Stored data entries
○ ○ ○ ○

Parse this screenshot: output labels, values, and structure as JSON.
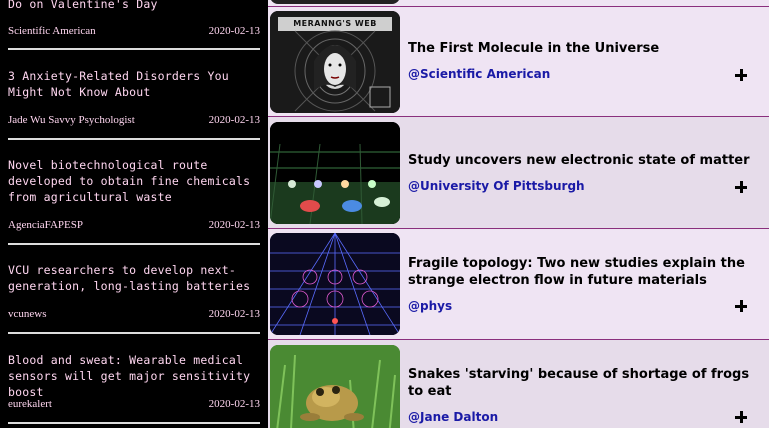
{
  "left_feed": [
    {
      "title": "Do on Valentine's Day",
      "source": "Scientific American",
      "date": "2020-02-13"
    },
    {
      "title": "3 Anxiety-Related Disorders You Might Not Know About",
      "source": "Jade Wu Savvy Psychologist",
      "date": "2020-02-13"
    },
    {
      "title": "Novel biotechnological route developed to obtain fine chemicals from agricultural waste",
      "source": "AgenciaFAPESP",
      "date": "2020-02-13"
    },
    {
      "title": "VCU researchers to develop next-generation, long-lasting batteries",
      "source": "vcunews",
      "date": "2020-02-13"
    },
    {
      "title": "Blood and sweat: Wearable medical sensors will get major sensitivity boost",
      "source": "eurekalert",
      "date": "2020-02-13"
    }
  ],
  "cards": [
    {
      "title": "The First Molecule in the Universe",
      "source": "@Scientific American",
      "thumb_text": "MERANNG'S WEB",
      "thumb_icon": "magazine-cover-thumbnail"
    },
    {
      "title": "Study uncovers new electronic state of matter",
      "source": "@University Of Pittsburgh",
      "thumb_icon": "glowing-lattice-thumbnail"
    },
    {
      "title": "Fragile topology: Two new studies explain the strange electron flow in future materials",
      "source": "@phys",
      "thumb_icon": "neon-grid-thumbnail"
    },
    {
      "title": "Snakes 'starving' because of shortage of frogs to eat",
      "source": "@Jane Dalton",
      "thumb_icon": "frog-in-grass-thumbnail"
    }
  ],
  "colors": {
    "left_bg": "#000000",
    "left_text": "#ffd6f0",
    "right_bg": "#efe4f3",
    "link": "#1a1aa6",
    "divider": "#8a2f7d"
  }
}
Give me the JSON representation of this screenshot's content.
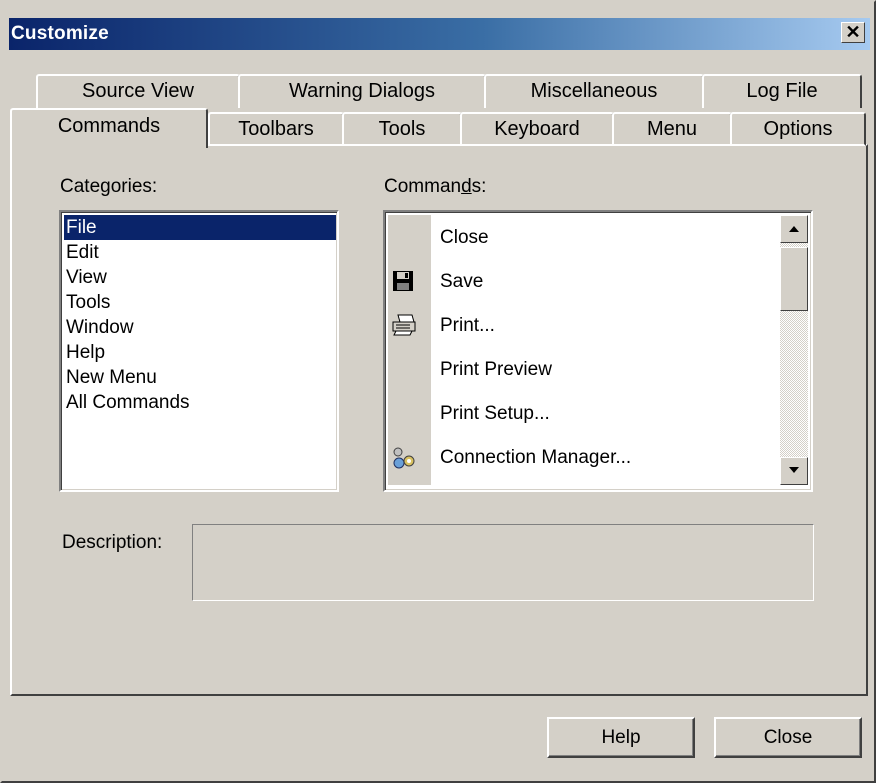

○ ○ ○ ○

» **Written request**
Retype the data above exactly; pictures are not part of the copy.

» **Final result**
Parse this screenshot: output labels, values, and structure as JSON.
{
  "left_feed": [
    {
      "title": "Do on Valentine's Day",
      "source": "Scientific American",
      "date": "2020-02-13"
    },
    {
      "title": "3 Anxiety-Related Disorders You Might Not Know About",
      "source": "Jade Wu Savvy Psychologist",
      "date": "2020-02-13"
    },
    {
      "title": "Novel biotechnological route developed to obtain fine chemicals from agricultural waste",
      "source": "AgenciaFAPESP",
      "date": "2020-02-13"
    },
    {
      "title": "VCU researchers to develop next-generation, long-lasting batteries",
      "source": "vcunews",
      "date": "2020-02-13"
    },
    {
      "title": "Blood and sweat: Wearable medical sensors will get major sensitivity boost",
      "source": "eurekalert",
      "date": "2020-02-13"
    }
  ],
  "cards": [
    {
      "title": "The First Molecule in the Universe",
      "source": "@Scientific American",
      "thumb_text": "MERANNG'S WEB",
      "thumb_icon": "magazine-cover-thumbnail"
    },
    {
      "title": "Study uncovers new electronic state of matter",
      "source": "@University Of Pittsburgh",
      "thumb_icon": "glowing-lattice-thumbnail"
    },
    {
      "title": "Fragile topology: Two new studies explain the strange electron flow in future materials",
      "source": "@phys",
      "thumb_icon": "neon-grid-thumbnail"
    },
    {
      "title": "Snakes 'starving' because of shortage of frogs to eat",
      "source": "@Jane Dalton",
      "thumb_icon": "frog-in-grass-thumbnail"
    }
  ],
  "colors": {
    "left_bg": "#000000",
    "left_text": "#ffd6f0",
    "right_bg": "#efe4f3",
    "link": "#1a1aa6",
    "divider": "#8a2f7d"
  }
}
Give me the JSON representation of this screenshot's content.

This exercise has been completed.